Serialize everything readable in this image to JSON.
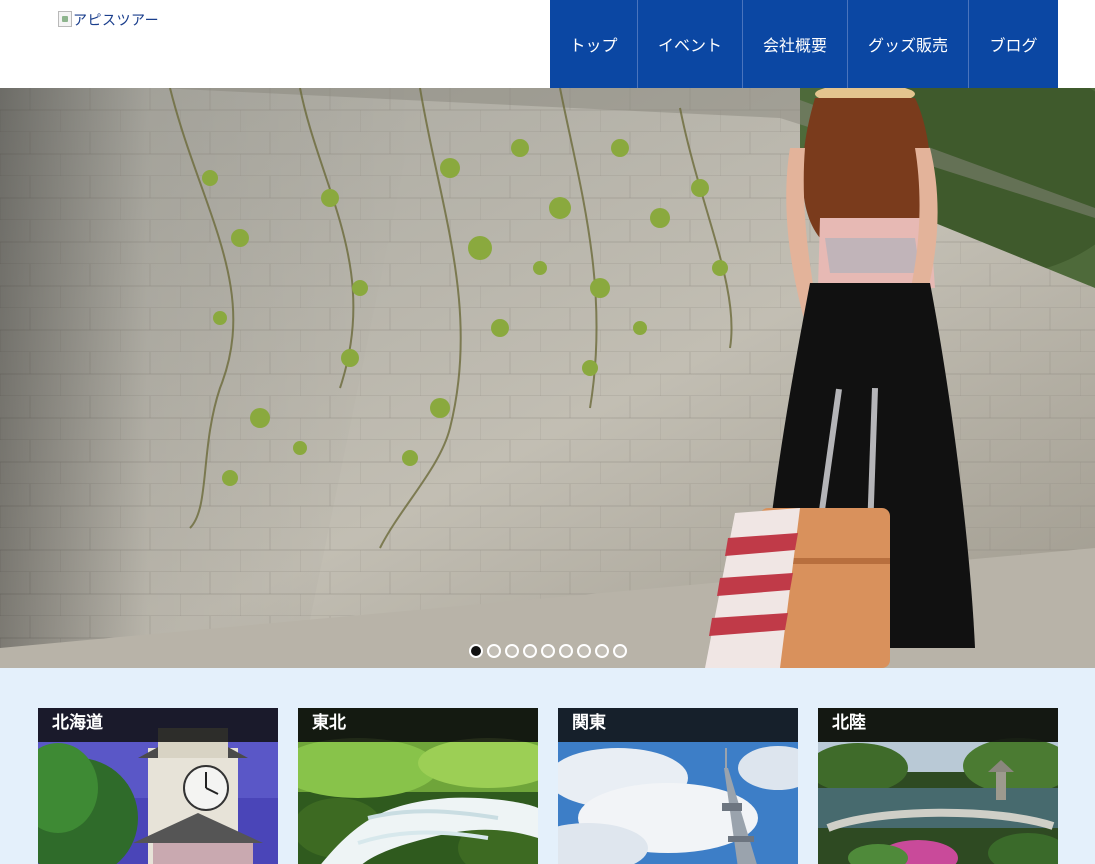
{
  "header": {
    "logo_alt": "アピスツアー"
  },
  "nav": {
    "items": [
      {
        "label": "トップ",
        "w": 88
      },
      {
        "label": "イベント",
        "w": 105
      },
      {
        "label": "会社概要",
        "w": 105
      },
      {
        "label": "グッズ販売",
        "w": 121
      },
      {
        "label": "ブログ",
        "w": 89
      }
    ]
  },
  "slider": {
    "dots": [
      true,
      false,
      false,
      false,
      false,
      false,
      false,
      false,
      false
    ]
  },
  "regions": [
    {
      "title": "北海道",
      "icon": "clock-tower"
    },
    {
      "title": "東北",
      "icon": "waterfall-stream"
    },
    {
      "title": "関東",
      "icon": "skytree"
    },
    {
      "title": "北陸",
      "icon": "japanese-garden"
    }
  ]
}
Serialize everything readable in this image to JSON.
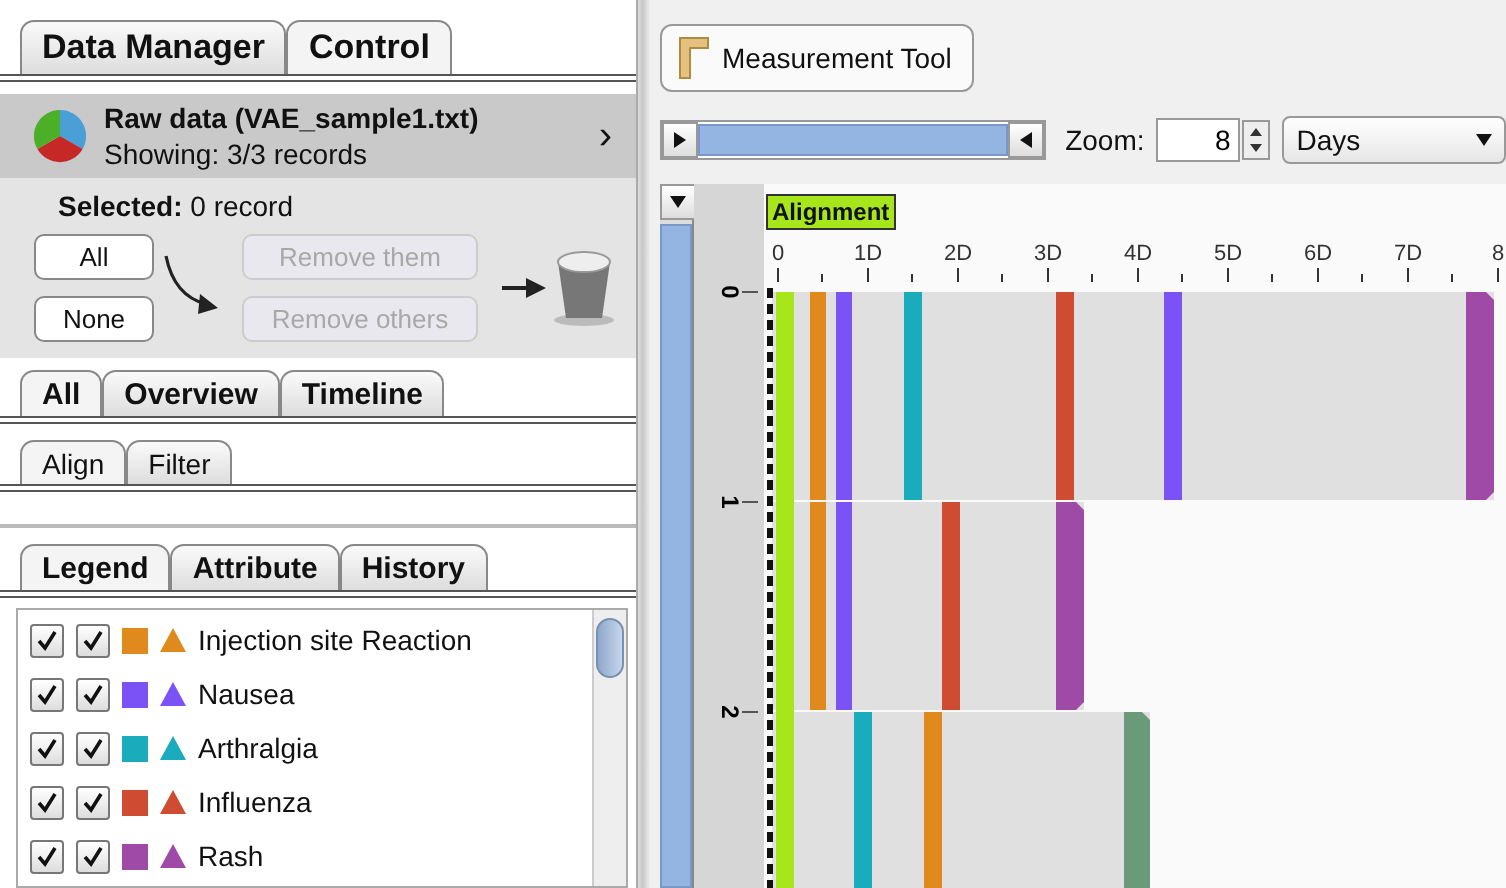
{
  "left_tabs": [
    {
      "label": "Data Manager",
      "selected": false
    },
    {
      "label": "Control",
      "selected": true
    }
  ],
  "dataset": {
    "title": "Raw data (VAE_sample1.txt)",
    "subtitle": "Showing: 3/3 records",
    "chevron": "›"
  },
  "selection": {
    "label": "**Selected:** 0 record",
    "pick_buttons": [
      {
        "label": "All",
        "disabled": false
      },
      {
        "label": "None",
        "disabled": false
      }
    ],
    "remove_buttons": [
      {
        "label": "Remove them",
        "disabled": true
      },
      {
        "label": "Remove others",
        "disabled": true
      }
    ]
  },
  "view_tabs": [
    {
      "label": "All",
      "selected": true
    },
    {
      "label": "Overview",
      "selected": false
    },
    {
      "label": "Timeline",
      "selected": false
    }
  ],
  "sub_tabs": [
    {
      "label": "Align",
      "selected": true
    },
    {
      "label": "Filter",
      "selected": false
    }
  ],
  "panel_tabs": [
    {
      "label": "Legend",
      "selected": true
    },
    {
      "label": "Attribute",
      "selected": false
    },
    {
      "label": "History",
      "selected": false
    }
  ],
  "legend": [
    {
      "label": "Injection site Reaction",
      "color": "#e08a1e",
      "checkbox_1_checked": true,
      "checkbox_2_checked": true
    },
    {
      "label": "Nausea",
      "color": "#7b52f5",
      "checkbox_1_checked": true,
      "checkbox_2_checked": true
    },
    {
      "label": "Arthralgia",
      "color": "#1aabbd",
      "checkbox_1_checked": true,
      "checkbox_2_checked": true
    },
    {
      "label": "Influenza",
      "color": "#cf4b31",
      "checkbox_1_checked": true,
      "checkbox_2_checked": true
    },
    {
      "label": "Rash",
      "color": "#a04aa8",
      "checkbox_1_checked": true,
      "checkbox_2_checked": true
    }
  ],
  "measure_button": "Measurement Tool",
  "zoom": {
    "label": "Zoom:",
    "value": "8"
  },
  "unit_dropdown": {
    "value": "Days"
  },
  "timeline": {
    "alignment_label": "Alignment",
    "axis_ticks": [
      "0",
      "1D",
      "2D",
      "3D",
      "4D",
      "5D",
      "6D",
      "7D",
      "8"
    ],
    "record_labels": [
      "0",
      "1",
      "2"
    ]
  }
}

* Stated problem: Restate the records above in full, word for word. Keep pictures out.

* Reply to the task:
Serialize everything readable in this image to JSON.
{
  "header": {
    "logo_alt": "アピスツアー"
  },
  "nav": {
    "items": [
      {
        "label": "トップ",
        "w": 88
      },
      {
        "label": "イベント",
        "w": 105
      },
      {
        "label": "会社概要",
        "w": 105
      },
      {
        "label": "グッズ販売",
        "w": 121
      },
      {
        "label": "ブログ",
        "w": 89
      }
    ]
  },
  "slider": {
    "dots": [
      true,
      false,
      false,
      false,
      false,
      false,
      false,
      false,
      false
    ]
  },
  "regions": [
    {
      "title": "北海道",
      "icon": "clock-tower"
    },
    {
      "title": "東北",
      "icon": "waterfall-stream"
    },
    {
      "title": "関東",
      "icon": "skytree"
    },
    {
      "title": "北陸",
      "icon": "japanese-garden"
    }
  ]
}
Serialize everything readable in this image to JSON.
{
  "left_tabs": [
    {
      "label": "Data Manager",
      "selected": false
    },
    {
      "label": "Control",
      "selected": true
    }
  ],
  "dataset": {
    "title": "Raw data (VAE_sample1.txt)",
    "subtitle": "Showing: 3/3 records",
    "chevron": "›"
  },
  "selection": {
    "label": "**Selected:** 0 record",
    "pick_buttons": [
      {
        "label": "All",
        "disabled": false
      },
      {
        "label": "None",
        "disabled": false
      }
    ],
    "remove_buttons": [
      {
        "label": "Remove them",
        "disabled": true
      },
      {
        "label": "Remove others",
        "disabled": true
      }
    ]
  },
  "view_tabs": [
    {
      "label": "All",
      "selected": true
    },
    {
      "label": "Overview",
      "selected": false
    },
    {
      "label": "Timeline",
      "selected": false
    }
  ],
  "sub_tabs": [
    {
      "label": "Align",
      "selected": true
    },
    {
      "label": "Filter",
      "selected": false
    }
  ],
  "panel_tabs": [
    {
      "label": "Legend",
      "selected": true
    },
    {
      "label": "Attribute",
      "selected": false
    },
    {
      "label": "History",
      "selected": false
    }
  ],
  "legend": [
    {
      "label": "Injection site Reaction",
      "color": "#e08a1e",
      "checkbox_1_checked": true,
      "checkbox_2_checked": true
    },
    {
      "label": "Nausea",
      "color": "#7b52f5",
      "checkbox_1_checked": true,
      "checkbox_2_checked": true
    },
    {
      "label": "Arthralgia",
      "color": "#1aabbd",
      "checkbox_1_checked": true,
      "checkbox_2_checked": true
    },
    {
      "label": "Influenza",
      "color": "#cf4b31",
      "checkbox_1_checked": true,
      "checkbox_2_checked": true
    },
    {
      "label": "Rash",
      "color": "#a04aa8",
      "checkbox_1_checked": true,
      "checkbox_2_checked": true
    }
  ],
  "measure_button": "Measurement Tool",
  "zoom": {
    "label": "Zoom:",
    "value": "8"
  },
  "unit_dropdown": {
    "value": "Days"
  },
  "timeline": {
    "alignment_label": "Alignment",
    "axis_ticks": [
      "0",
      "1D",
      "2D",
      "3D",
      "4D",
      "5D",
      "6D",
      "7D",
      "8"
    ],
    "record_labels": [
      "0",
      "1",
      "2"
    ]
  }
}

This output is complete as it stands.